> _Work to be completed_
Leaving out the pictures, retype all the material exactly.

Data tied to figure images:
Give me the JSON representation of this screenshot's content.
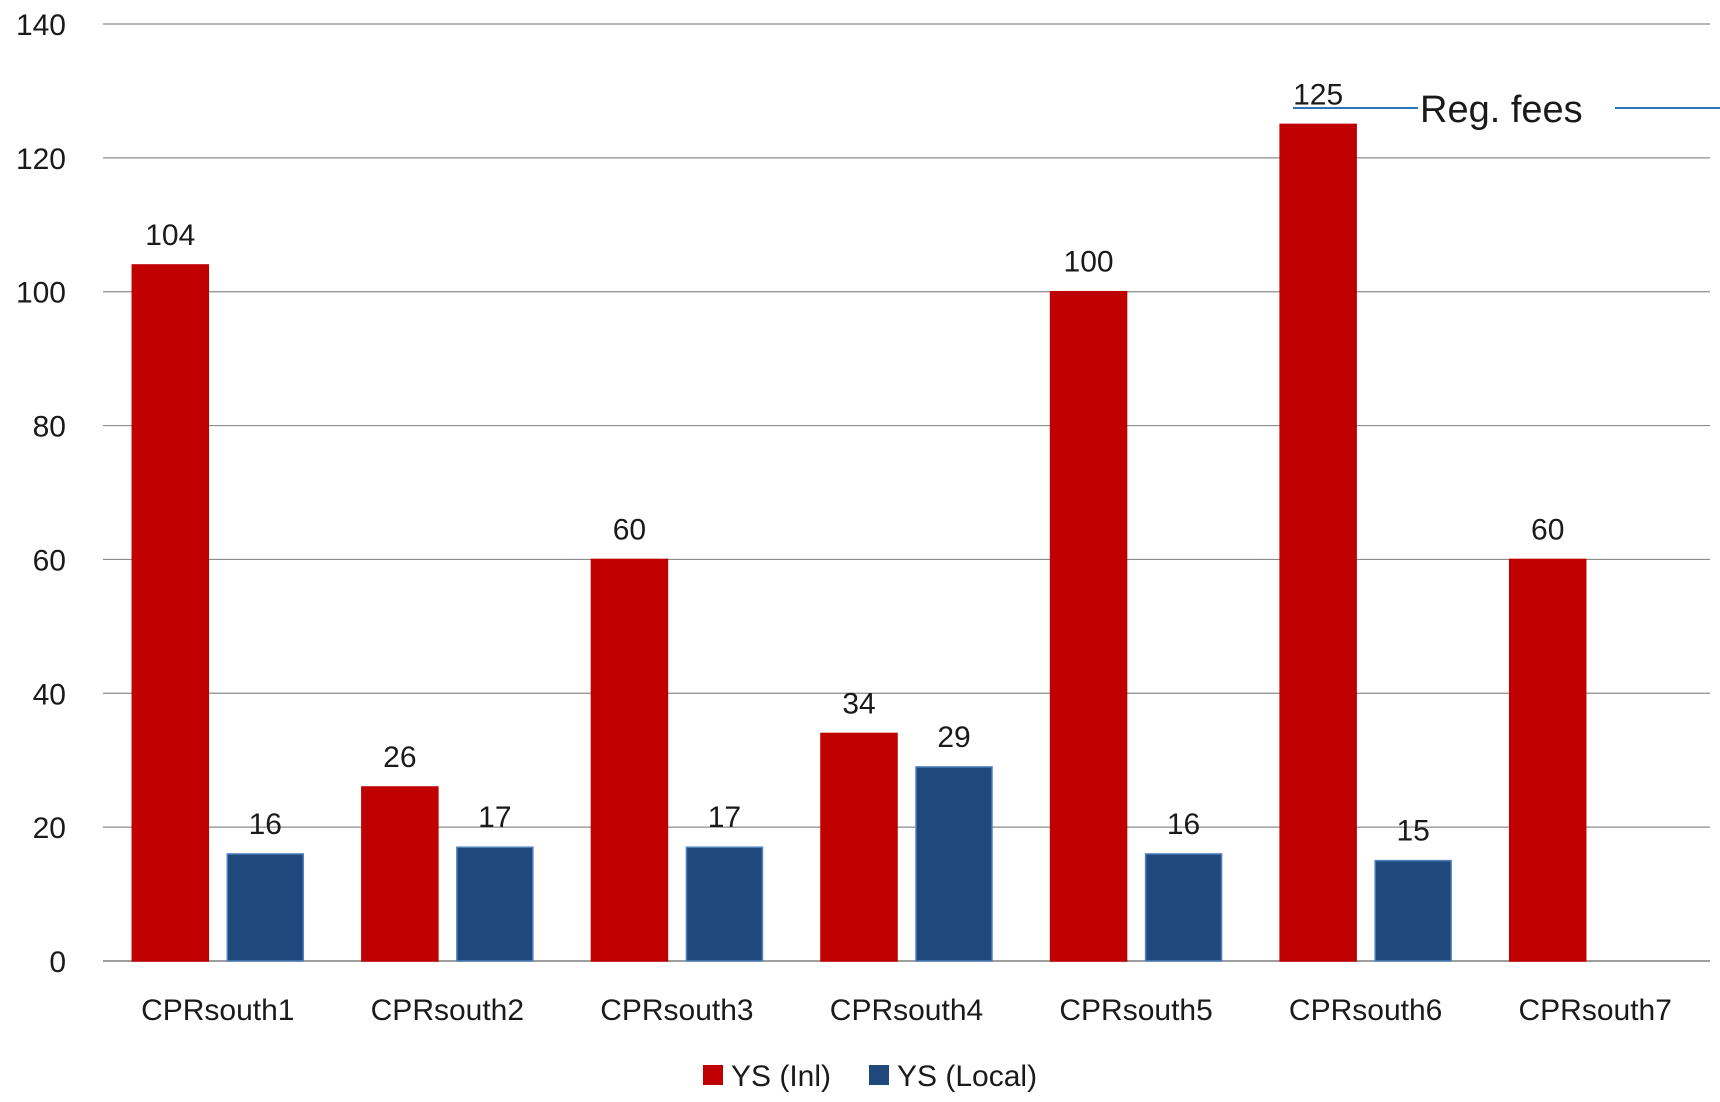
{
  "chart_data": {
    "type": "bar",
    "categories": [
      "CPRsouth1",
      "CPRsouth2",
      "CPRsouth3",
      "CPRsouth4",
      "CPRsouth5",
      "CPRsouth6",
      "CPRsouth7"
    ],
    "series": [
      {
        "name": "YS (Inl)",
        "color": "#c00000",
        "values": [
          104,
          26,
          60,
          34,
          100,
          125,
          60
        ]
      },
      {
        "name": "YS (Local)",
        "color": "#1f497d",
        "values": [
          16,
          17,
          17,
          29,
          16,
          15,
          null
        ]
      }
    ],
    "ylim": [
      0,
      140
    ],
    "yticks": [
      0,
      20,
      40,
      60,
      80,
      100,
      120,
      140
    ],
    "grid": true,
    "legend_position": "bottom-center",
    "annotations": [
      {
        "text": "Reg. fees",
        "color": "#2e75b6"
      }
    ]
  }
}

> _Solution to this problem_
Give me the JSON representation of this screenshot's content.
{
  "chart_data": {
    "type": "bar",
    "categories": [
      "CPRsouth1",
      "CPRsouth2",
      "CPRsouth3",
      "CPRsouth4",
      "CPRsouth5",
      "CPRsouth6",
      "CPRsouth7"
    ],
    "series": [
      {
        "name": "YS (Inl)",
        "color": "#c00000",
        "values": [
          104,
          26,
          60,
          34,
          100,
          125,
          60
        ]
      },
      {
        "name": "YS (Local)",
        "color": "#1f497d",
        "values": [
          16,
          17,
          17,
          29,
          16,
          15,
          null
        ]
      }
    ],
    "ylim": [
      0,
      140
    ],
    "yticks": [
      0,
      20,
      40,
      60,
      80,
      100,
      120,
      140
    ],
    "grid": true,
    "legend_position": "bottom-center",
    "annotations": [
      {
        "text": "Reg. fees",
        "color": "#2e75b6"
      }
    ]
  }
}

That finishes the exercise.